*WHAT IS BEING ASKED*: Report each line of the data that has "YWZ₉" somewhere in it.

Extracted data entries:
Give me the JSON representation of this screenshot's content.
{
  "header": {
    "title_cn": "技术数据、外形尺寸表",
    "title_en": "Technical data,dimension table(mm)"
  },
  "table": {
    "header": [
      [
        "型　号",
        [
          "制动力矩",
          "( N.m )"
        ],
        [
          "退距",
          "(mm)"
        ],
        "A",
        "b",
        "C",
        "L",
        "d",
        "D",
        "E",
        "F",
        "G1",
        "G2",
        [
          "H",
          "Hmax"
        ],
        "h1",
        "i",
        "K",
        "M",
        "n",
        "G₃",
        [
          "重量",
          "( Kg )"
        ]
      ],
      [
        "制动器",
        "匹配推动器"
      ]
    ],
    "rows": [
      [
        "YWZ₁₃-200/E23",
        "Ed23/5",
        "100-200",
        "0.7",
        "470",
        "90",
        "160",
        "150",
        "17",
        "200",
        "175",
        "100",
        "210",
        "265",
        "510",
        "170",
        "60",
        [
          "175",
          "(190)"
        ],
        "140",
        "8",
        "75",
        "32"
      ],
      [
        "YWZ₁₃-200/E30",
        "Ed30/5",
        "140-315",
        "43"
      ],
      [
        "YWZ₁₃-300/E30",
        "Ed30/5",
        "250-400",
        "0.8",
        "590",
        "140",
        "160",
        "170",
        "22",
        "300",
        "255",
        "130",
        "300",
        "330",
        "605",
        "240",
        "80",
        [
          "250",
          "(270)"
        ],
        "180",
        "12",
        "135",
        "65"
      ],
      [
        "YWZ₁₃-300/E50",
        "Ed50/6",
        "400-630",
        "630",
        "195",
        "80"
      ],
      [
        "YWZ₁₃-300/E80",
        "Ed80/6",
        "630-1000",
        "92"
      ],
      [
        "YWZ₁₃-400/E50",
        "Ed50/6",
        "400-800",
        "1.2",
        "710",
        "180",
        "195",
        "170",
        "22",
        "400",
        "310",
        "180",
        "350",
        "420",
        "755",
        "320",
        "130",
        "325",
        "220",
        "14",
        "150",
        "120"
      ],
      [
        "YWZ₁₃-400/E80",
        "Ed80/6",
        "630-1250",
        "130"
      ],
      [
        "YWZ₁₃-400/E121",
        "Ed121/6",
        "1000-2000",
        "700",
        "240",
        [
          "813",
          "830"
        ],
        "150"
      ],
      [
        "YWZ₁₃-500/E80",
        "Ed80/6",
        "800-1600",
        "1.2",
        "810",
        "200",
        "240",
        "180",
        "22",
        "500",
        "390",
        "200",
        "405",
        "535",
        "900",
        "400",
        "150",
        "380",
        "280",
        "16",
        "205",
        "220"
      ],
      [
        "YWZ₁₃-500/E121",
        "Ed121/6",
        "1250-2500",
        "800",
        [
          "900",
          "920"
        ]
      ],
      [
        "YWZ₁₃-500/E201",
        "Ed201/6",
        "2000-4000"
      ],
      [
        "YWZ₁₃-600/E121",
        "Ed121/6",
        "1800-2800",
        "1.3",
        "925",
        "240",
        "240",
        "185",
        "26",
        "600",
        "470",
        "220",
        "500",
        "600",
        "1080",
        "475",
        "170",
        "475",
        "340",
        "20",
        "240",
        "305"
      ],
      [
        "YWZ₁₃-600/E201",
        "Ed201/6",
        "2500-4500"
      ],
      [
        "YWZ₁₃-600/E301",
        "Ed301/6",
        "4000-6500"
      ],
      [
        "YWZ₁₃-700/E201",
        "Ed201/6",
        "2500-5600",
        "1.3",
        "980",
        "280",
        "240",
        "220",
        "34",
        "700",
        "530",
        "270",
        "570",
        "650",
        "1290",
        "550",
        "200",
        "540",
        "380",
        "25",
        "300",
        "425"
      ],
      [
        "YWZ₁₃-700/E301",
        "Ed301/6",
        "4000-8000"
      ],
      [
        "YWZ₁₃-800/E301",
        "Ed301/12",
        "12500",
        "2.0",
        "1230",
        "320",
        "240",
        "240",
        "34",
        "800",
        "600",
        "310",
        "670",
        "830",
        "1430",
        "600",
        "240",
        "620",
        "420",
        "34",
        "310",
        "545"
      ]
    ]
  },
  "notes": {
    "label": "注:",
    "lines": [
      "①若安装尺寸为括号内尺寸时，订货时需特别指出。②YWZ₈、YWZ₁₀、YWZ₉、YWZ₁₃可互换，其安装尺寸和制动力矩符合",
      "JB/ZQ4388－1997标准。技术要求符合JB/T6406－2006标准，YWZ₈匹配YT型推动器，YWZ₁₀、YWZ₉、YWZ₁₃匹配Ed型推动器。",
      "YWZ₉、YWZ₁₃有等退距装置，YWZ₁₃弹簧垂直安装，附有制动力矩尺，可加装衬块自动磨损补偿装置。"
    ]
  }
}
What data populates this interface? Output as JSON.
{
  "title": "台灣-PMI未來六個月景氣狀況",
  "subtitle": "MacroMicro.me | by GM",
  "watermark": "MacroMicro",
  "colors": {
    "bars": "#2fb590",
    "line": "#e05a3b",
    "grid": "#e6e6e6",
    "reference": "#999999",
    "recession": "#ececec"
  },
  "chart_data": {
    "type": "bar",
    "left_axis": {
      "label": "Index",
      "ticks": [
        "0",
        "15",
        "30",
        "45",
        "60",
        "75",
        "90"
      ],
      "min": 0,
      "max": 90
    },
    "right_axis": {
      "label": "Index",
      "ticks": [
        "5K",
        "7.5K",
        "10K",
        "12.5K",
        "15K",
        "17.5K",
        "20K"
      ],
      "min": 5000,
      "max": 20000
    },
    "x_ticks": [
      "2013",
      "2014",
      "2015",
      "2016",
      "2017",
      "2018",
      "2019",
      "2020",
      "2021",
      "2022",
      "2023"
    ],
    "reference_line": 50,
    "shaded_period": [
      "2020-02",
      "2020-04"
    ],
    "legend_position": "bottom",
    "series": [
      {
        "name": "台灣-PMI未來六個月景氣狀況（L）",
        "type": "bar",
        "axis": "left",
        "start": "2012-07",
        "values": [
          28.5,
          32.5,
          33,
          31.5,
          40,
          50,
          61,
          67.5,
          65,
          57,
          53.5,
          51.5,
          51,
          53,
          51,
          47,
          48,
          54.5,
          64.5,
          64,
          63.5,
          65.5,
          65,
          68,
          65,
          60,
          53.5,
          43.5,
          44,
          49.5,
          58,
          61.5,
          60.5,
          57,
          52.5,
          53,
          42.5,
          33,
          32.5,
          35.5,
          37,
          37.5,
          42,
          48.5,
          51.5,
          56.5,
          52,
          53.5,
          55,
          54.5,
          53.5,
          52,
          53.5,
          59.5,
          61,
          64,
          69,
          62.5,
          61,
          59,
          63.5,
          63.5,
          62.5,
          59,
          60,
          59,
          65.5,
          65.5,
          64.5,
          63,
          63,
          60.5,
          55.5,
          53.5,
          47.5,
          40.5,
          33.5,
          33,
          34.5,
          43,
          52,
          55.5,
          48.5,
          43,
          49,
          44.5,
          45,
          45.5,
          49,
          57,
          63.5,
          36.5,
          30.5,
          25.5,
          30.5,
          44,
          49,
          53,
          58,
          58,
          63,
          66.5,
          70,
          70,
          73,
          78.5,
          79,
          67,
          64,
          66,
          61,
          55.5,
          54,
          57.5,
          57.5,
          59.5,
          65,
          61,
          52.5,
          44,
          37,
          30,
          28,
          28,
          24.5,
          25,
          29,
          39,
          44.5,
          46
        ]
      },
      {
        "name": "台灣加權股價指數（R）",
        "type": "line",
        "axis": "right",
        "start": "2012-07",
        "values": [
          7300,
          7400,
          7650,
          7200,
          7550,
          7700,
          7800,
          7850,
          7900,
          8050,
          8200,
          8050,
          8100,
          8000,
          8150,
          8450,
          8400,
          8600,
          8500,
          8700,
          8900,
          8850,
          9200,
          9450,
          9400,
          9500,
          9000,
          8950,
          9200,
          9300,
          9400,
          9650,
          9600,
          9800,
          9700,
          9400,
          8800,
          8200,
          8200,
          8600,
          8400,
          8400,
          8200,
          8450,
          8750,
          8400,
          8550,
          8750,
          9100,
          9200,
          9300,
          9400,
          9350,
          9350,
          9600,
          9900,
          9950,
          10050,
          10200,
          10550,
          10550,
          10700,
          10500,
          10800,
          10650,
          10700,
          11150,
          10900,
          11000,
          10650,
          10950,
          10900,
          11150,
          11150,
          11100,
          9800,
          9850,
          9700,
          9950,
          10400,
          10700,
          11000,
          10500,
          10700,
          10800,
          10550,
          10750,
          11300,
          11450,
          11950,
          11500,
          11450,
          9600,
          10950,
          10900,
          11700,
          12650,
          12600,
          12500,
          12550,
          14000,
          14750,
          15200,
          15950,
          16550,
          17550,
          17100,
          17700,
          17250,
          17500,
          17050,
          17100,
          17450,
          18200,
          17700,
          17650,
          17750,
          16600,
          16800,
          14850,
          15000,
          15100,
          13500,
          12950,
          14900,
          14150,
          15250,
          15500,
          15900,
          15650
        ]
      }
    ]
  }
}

*THE RESULT*:
      "①若安装尺寸为括号内尺寸时，订货时需特别指出。②YWZ₈、YWZ₁₀、YWZ₉、YWZ₁₃可互换，其安装尺寸和制动力矩符合",
      "JB/ZQ4388－1997标准。技术要求符合JB/T6406－2006标准，YWZ₈匹配YT型推动器，YWZ₁₀、YWZ₉、YWZ₁₃匹配Ed型推动器。",
      "YWZ₉、YWZ₁₃有等退距装置，YWZ₁₃弹簧垂直安装，附有制动力矩尺，可加装衬块自动磨损补偿装置。"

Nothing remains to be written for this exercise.